• **Task to carry out**
Could you retype every one of the following lines with no changes at all?

Listed records start

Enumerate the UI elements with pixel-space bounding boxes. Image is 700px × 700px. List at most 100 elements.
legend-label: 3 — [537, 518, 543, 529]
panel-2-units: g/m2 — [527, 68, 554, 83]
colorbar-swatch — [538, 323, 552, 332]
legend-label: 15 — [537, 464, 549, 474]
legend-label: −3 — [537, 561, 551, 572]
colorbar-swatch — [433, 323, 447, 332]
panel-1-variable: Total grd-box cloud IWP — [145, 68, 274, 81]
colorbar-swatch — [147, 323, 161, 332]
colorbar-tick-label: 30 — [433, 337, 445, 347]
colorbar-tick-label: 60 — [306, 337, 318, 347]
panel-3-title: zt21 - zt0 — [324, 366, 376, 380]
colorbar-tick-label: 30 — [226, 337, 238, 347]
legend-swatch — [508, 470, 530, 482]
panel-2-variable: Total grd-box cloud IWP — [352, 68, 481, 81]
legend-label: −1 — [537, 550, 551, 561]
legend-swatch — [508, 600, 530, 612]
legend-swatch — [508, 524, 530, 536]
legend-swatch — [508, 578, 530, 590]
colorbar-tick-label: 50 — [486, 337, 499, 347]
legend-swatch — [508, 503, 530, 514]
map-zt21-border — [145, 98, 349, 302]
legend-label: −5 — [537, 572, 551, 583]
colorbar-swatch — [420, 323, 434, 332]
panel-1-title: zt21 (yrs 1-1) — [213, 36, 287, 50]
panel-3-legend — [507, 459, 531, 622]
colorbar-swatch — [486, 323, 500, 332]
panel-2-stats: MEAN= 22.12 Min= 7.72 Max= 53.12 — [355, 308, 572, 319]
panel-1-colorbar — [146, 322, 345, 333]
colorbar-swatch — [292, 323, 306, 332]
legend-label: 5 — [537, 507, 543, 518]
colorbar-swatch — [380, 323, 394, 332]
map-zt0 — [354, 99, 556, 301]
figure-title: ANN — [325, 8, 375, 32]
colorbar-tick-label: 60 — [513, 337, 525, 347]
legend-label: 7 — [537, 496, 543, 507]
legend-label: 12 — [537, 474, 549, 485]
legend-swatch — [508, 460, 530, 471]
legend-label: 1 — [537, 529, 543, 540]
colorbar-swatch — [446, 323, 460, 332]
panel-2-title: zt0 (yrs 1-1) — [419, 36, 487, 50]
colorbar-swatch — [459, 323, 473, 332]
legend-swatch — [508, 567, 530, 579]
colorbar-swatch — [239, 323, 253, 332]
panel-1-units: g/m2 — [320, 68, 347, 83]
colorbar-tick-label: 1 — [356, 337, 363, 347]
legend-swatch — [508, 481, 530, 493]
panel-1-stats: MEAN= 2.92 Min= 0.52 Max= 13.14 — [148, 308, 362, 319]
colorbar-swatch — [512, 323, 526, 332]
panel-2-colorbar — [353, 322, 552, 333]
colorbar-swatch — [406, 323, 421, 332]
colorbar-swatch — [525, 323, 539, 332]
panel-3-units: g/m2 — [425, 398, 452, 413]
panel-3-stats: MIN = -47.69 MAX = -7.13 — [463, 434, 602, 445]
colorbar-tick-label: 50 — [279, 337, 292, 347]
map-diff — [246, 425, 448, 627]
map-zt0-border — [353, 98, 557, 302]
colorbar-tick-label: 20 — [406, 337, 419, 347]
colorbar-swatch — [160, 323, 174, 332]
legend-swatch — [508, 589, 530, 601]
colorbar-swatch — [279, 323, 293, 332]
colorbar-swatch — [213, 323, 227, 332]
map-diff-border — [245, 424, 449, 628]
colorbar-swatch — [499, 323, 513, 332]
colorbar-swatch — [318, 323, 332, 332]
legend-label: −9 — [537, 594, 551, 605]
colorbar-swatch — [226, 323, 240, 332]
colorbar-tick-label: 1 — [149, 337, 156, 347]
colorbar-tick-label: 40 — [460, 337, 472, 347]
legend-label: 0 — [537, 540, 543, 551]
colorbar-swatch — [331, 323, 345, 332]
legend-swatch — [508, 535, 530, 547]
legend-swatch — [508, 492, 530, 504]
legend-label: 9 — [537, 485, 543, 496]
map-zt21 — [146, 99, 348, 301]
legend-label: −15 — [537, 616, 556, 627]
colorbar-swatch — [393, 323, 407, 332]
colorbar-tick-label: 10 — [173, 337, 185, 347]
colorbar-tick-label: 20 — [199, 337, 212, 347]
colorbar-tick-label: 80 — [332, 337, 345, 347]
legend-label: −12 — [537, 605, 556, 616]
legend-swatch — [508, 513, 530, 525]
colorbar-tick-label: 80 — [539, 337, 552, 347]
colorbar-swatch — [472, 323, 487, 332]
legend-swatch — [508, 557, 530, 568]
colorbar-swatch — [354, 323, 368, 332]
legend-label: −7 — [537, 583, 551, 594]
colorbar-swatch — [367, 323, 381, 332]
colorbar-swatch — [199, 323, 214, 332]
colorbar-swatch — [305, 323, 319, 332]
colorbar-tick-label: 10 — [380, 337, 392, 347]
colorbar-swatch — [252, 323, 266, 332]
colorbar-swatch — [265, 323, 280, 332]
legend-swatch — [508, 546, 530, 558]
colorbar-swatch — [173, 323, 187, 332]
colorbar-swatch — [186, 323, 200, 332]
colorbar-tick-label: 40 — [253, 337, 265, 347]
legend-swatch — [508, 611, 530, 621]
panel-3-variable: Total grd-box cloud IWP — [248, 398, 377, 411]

Listed records end

• **Correct answer**
Enumerate the UI elements with pixel-space bounding boxes. Image is 700px × 700px. List at most 100 elements.
legend-label: 3 — [537, 518, 543, 529]
panel-2-units: g/m2 — [527, 68, 554, 83]
colorbar-swatch — [538, 323, 552, 332]
legend-label: 15 — [537, 464, 549, 474]
legend-label: −3 — [537, 561, 551, 572]
colorbar-swatch — [433, 323, 447, 332]
panel-1-variable: Total grd-box cloud IWP — [145, 68, 274, 81]
colorbar-swatch — [147, 323, 161, 332]
colorbar-tick-label: 30 — [433, 337, 445, 347]
colorbar-tick-label: 60 — [306, 337, 318, 347]
panel-3-title: zt21 - zt0 — [324, 366, 376, 380]
colorbar-tick-label: 30 — [226, 337, 238, 347]
legend-swatch — [508, 470, 530, 482]
panel-2-variable: Total grd-box cloud IWP — [352, 68, 481, 81]
legend-label: −1 — [537, 550, 551, 561]
legend-swatch — [508, 600, 530, 612]
legend-swatch — [508, 524, 530, 536]
legend-swatch — [508, 578, 530, 590]
colorbar-tick-label: 50 — [486, 337, 499, 347]
legend-swatch — [508, 503, 530, 514]
map-zt21-border — [145, 98, 349, 302]
legend-label: −5 — [537, 572, 551, 583]
colorbar-swatch — [420, 323, 434, 332]
panel-1-title: zt21 (yrs 1-1) — [213, 36, 287, 50]
panel-3-legend — [507, 459, 531, 622]
colorbar-swatch — [486, 323, 500, 332]
panel-2-stats: MEAN= 22.12 Min= 7.72 Max= 53.12 — [355, 308, 572, 319]
panel-1-colorbar — [146, 322, 345, 333]
colorbar-swatch — [292, 323, 306, 332]
legend-label: 5 — [537, 507, 543, 518]
colorbar-swatch — [380, 323, 394, 332]
map-zt0 — [354, 99, 556, 301]
figure-title: ANN — [325, 8, 375, 32]
colorbar-tick-label: 60 — [513, 337, 525, 347]
legend-label: 7 — [537, 496, 543, 507]
legend-label: 12 — [537, 474, 549, 485]
legend-swatch — [508, 460, 530, 471]
legend-label: 1 — [537, 529, 543, 540]
colorbar-swatch — [446, 323, 460, 332]
panel-2-title: zt0 (yrs 1-1) — [419, 36, 487, 50]
colorbar-swatch — [459, 323, 473, 332]
legend-swatch — [508, 567, 530, 579]
colorbar-swatch — [239, 323, 253, 332]
panel-1-units: g/m2 — [320, 68, 347, 83]
colorbar-tick-label: 1 — [356, 337, 363, 347]
legend-swatch — [508, 481, 530, 493]
panel-1-stats: MEAN= 2.92 Min= 0.52 Max= 13.14 — [148, 308, 362, 319]
colorbar-swatch — [512, 323, 526, 332]
panel-2-colorbar — [353, 322, 552, 333]
colorbar-swatch — [406, 323, 421, 332]
colorbar-swatch — [525, 323, 539, 332]
panel-3-units: g/m2 — [425, 398, 452, 413]
panel-3-stats: MIN = -47.69 MAX = -7.13 — [463, 434, 602, 445]
colorbar-tick-label: 50 — [279, 337, 292, 347]
map-diff — [246, 425, 448, 627]
map-zt0-border — [353, 98, 557, 302]
colorbar-tick-label: 20 — [406, 337, 419, 347]
colorbar-swatch — [160, 323, 174, 332]
legend-swatch — [508, 589, 530, 601]
colorbar-swatch — [279, 323, 293, 332]
colorbar-swatch — [213, 323, 227, 332]
map-diff-border — [245, 424, 449, 628]
colorbar-swatch — [499, 323, 513, 332]
colorbar-swatch — [318, 323, 332, 332]
legend-label: −9 — [537, 594, 551, 605]
colorbar-swatch — [226, 323, 240, 332]
colorbar-tick-label: 1 — [149, 337, 156, 347]
colorbar-tick-label: 40 — [460, 337, 472, 347]
legend-label: 0 — [537, 540, 543, 551]
colorbar-swatch — [331, 323, 345, 332]
legend-swatch — [508, 535, 530, 547]
legend-swatch — [508, 492, 530, 504]
legend-label: 9 — [537, 485, 543, 496]
map-zt21 — [146, 99, 348, 301]
legend-label: −15 — [537, 616, 556, 627]
colorbar-swatch — [393, 323, 407, 332]
colorbar-tick-label: 10 — [173, 337, 185, 347]
colorbar-tick-label: 20 — [199, 337, 212, 347]
colorbar-tick-label: 80 — [332, 337, 345, 347]
legend-label: −12 — [537, 605, 556, 616]
legend-swatch — [508, 513, 530, 525]
colorbar-tick-label: 80 — [539, 337, 552, 347]
colorbar-swatch — [472, 323, 487, 332]
legend-swatch — [508, 557, 530, 568]
colorbar-swatch — [354, 323, 368, 332]
legend-label: −7 — [537, 583, 551, 594]
colorbar-swatch — [367, 323, 381, 332]
colorbar-swatch — [199, 323, 214, 332]
colorbar-swatch — [305, 323, 319, 332]
colorbar-tick-label: 10 — [380, 337, 392, 347]
colorbar-swatch — [252, 323, 266, 332]
colorbar-swatch — [265, 323, 280, 332]
legend-swatch — [508, 546, 530, 558]
colorbar-swatch — [173, 323, 187, 332]
colorbar-swatch — [186, 323, 200, 332]
colorbar-tick-label: 40 — [253, 337, 265, 347]
legend-swatch — [508, 611, 530, 621]
panel-3-variable: Total grd-box cloud IWP — [248, 398, 377, 411]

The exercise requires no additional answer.